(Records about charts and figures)
--- Start ---
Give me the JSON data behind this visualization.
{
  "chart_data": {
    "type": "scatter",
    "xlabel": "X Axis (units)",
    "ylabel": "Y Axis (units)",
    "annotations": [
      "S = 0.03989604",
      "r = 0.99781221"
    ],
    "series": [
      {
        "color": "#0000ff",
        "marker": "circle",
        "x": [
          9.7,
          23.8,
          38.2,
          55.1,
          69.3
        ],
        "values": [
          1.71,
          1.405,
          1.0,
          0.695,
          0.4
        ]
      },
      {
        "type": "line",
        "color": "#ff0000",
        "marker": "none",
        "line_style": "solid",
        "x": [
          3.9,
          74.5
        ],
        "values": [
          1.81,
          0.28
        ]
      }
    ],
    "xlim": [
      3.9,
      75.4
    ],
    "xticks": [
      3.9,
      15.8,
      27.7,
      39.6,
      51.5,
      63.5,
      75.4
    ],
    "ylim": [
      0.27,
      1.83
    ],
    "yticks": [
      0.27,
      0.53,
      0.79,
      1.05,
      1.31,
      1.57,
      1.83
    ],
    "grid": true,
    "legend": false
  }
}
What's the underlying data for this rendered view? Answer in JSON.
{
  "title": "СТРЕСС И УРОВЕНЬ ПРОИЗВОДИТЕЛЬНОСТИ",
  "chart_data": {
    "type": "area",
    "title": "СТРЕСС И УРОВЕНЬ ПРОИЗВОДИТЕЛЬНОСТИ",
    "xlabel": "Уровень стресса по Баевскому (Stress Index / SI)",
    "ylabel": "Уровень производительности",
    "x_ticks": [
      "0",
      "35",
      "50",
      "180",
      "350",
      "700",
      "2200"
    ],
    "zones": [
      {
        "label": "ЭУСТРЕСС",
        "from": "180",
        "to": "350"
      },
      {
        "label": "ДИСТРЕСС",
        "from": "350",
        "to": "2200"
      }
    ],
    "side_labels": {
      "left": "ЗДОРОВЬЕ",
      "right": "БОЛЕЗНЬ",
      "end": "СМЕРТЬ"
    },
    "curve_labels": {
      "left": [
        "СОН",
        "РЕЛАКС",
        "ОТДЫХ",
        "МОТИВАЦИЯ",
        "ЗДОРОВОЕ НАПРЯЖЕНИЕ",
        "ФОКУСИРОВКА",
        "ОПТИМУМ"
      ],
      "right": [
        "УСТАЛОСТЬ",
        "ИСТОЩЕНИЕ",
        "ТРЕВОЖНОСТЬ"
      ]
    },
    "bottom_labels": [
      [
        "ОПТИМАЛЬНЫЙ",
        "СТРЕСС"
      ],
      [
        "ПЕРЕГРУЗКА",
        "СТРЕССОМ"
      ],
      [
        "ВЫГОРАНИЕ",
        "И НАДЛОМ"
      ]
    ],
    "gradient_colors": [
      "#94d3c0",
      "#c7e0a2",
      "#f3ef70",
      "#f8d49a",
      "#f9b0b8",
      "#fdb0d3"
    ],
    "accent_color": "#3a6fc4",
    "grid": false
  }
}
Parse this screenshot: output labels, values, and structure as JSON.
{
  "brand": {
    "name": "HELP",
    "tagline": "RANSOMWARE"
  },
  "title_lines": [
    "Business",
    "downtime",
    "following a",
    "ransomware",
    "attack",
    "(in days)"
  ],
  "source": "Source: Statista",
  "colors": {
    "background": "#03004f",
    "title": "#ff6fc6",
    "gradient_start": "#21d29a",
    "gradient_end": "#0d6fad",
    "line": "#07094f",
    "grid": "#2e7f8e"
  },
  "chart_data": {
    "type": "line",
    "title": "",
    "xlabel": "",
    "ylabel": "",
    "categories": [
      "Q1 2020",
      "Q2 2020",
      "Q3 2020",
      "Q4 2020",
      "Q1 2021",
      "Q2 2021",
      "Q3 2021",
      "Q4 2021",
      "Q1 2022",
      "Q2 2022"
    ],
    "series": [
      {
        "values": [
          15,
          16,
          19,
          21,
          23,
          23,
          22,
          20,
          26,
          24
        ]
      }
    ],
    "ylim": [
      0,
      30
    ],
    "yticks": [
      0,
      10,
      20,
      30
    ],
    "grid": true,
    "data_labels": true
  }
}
--- End ---
* _Brief_: Print out every record again, exactly and in full.

* _Finished answer_:
Give me the JSON data behind this visualization.
{
  "chart_data": {
    "type": "scatter",
    "xlabel": "X Axis (units)",
    "ylabel": "Y Axis (units)",
    "annotations": [
      "S = 0.03989604",
      "r = 0.99781221"
    ],
    "series": [
      {
        "color": "#0000ff",
        "marker": "circle",
        "x": [
          9.7,
          23.8,
          38.2,
          55.1,
          69.3
        ],
        "values": [
          1.71,
          1.405,
          1.0,
          0.695,
          0.4
        ]
      },
      {
        "type": "line",
        "color": "#ff0000",
        "marker": "none",
        "line_style": "solid",
        "x": [
          3.9,
          74.5
        ],
        "values": [
          1.81,
          0.28
        ]
      }
    ],
    "xlim": [
      3.9,
      75.4
    ],
    "xticks": [
      3.9,
      15.8,
      27.7,
      39.6,
      51.5,
      63.5,
      75.4
    ],
    "ylim": [
      0.27,
      1.83
    ],
    "yticks": [
      0.27,
      0.53,
      0.79,
      1.05,
      1.31,
      1.57,
      1.83
    ],
    "grid": true,
    "legend": false
  }
}
What's the underlying data for this rendered view? Answer in JSON.
{
  "title": "СТРЕСС И УРОВЕНЬ ПРОИЗВОДИТЕЛЬНОСТИ",
  "chart_data": {
    "type": "area",
    "title": "СТРЕСС И УРОВЕНЬ ПРОИЗВОДИТЕЛЬНОСТИ",
    "xlabel": "Уровень стресса по Баевскому (Stress Index / SI)",
    "ylabel": "Уровень производительности",
    "x_ticks": [
      "0",
      "35",
      "50",
      "180",
      "350",
      "700",
      "2200"
    ],
    "zones": [
      {
        "label": "ЭУСТРЕСС",
        "from": "180",
        "to": "350"
      },
      {
        "label": "ДИСТРЕСС",
        "from": "350",
        "to": "2200"
      }
    ],
    "side_labels": {
      "left": "ЗДОРОВЬЕ",
      "right": "БОЛЕЗНЬ",
      "end": "СМЕРТЬ"
    },
    "curve_labels": {
      "left": [
        "СОН",
        "РЕЛАКС",
        "ОТДЫХ",
        "МОТИВАЦИЯ",
        "ЗДОРОВОЕ НАПРЯЖЕНИЕ",
        "ФОКУСИРОВКА",
        "ОПТИМУМ"
      ],
      "right": [
        "УСТАЛОСТЬ",
        "ИСТОЩЕНИЕ",
        "ТРЕВОЖНОСТЬ"
      ]
    },
    "bottom_labels": [
      [
        "ОПТИМАЛЬНЫЙ",
        "СТРЕСС"
      ],
      [
        "ПЕРЕГРУЗКА",
        "СТРЕССОМ"
      ],
      [
        "ВЫГОРАНИЕ",
        "И НАДЛОМ"
      ]
    ],
    "gradient_colors": [
      "#94d3c0",
      "#c7e0a2",
      "#f3ef70",
      "#f8d49a",
      "#f9b0b8",
      "#fdb0d3"
    ],
    "accent_color": "#3a6fc4",
    "grid": false
  }
}
Parse this screenshot: output labels, values, and structure as JSON.
{
  "brand": {
    "name": "HELP",
    "tagline": "RANSOMWARE"
  },
  "title_lines": [
    "Business",
    "downtime",
    "following a",
    "ransomware",
    "attack",
    "(in days)"
  ],
  "source": "Source: Statista",
  "colors": {
    "background": "#03004f",
    "title": "#ff6fc6",
    "gradient_start": "#21d29a",
    "gradient_end": "#0d6fad",
    "line": "#07094f",
    "grid": "#2e7f8e"
  },
  "chart_data": {
    "type": "line",
    "title": "",
    "xlabel": "",
    "ylabel": "",
    "categories": [
      "Q1 2020",
      "Q2 2020",
      "Q3 2020",
      "Q4 2020",
      "Q1 2021",
      "Q2 2021",
      "Q3 2021",
      "Q4 2021",
      "Q1 2022",
      "Q2 2022"
    ],
    "series": [
      {
        "values": [
          15,
          16,
          19,
          21,
          23,
          23,
          22,
          20,
          26,
          24
        ]
      }
    ],
    "ylim": [
      0,
      30
    ],
    "yticks": [
      0,
      10,
      20,
      30
    ],
    "grid": true,
    "data_labels": true
  }
}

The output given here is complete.